- Directions:
Do not copy the pictures; transcribe all other material exactly.
[Begin Information given]
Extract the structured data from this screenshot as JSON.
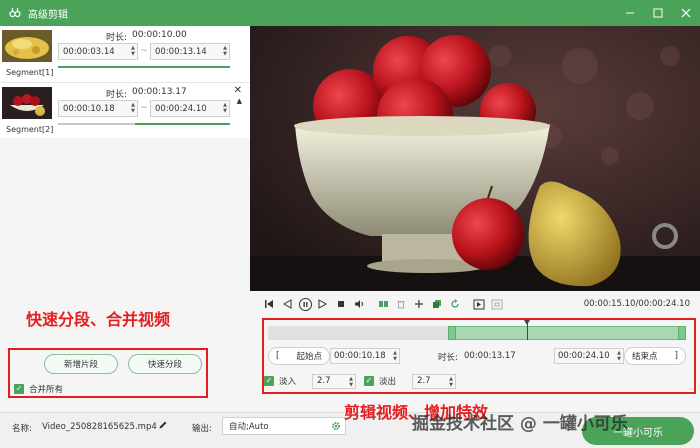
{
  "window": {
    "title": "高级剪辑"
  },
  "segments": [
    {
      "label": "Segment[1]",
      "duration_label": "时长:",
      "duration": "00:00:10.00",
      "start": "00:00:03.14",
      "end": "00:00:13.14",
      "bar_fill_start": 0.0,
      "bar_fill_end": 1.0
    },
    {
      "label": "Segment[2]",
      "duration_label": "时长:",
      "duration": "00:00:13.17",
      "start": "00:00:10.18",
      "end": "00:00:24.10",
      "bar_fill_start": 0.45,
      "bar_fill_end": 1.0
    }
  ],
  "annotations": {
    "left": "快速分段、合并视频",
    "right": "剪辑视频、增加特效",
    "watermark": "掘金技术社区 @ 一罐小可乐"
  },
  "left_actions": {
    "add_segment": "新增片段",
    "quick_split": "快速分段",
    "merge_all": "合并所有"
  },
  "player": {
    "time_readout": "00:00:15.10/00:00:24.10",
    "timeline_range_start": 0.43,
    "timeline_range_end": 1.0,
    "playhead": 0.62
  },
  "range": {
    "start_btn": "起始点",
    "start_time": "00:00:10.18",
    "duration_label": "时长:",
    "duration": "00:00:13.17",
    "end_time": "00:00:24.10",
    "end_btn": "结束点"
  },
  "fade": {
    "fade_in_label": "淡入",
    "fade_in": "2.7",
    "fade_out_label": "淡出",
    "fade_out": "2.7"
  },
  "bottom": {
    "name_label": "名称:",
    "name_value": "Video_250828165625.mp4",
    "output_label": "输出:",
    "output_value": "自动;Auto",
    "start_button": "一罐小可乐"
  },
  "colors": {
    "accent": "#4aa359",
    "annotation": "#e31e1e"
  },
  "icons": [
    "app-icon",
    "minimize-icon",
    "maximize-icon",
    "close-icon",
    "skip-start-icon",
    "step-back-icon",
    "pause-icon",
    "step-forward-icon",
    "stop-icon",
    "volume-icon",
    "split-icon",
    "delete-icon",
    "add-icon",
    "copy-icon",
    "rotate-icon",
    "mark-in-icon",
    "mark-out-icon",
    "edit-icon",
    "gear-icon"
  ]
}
[End Information given]
- Result of this task:
Extract the structured data from this screenshot as JSON.
{
  "window": {
    "title": "高级剪辑"
  },
  "segments": [
    {
      "label": "Segment[1]",
      "duration_label": "时长:",
      "duration": "00:00:10.00",
      "start": "00:00:03.14",
      "end": "00:00:13.14",
      "bar_fill_start": 0.0,
      "bar_fill_end": 1.0
    },
    {
      "label": "Segment[2]",
      "duration_label": "时长:",
      "duration": "00:00:13.17",
      "start": "00:00:10.18",
      "end": "00:00:24.10",
      "bar_fill_start": 0.45,
      "bar_fill_end": 1.0
    }
  ],
  "annotations": {
    "left": "快速分段、合并视频",
    "right": "剪辑视频、增加特效",
    "watermark": "掘金技术社区 @ 一罐小可乐"
  },
  "left_actions": {
    "add_segment": "新增片段",
    "quick_split": "快速分段",
    "merge_all": "合并所有"
  },
  "player": {
    "time_readout": "00:00:15.10/00:00:24.10",
    "timeline_range_start": 0.43,
    "timeline_range_end": 1.0,
    "playhead": 0.62
  },
  "range": {
    "start_btn": "起始点",
    "start_time": "00:00:10.18",
    "duration_label": "时长:",
    "duration": "00:00:13.17",
    "end_time": "00:00:24.10",
    "end_btn": "结束点"
  },
  "fade": {
    "fade_in_label": "淡入",
    "fade_in": "2.7",
    "fade_out_label": "淡出",
    "fade_out": "2.7"
  },
  "bottom": {
    "name_label": "名称:",
    "name_value": "Video_250828165625.mp4",
    "output_label": "输出:",
    "output_value": "自动;Auto",
    "start_button": "一罐小可乐"
  },
  "colors": {
    "accent": "#4aa359",
    "annotation": "#e31e1e"
  },
  "icons": [
    "app-icon",
    "minimize-icon",
    "maximize-icon",
    "close-icon",
    "skip-start-icon",
    "step-back-icon",
    "pause-icon",
    "step-forward-icon",
    "stop-icon",
    "volume-icon",
    "split-icon",
    "delete-icon",
    "add-icon",
    "copy-icon",
    "rotate-icon",
    "mark-in-icon",
    "mark-out-icon",
    "edit-icon",
    "gear-icon"
  ]
}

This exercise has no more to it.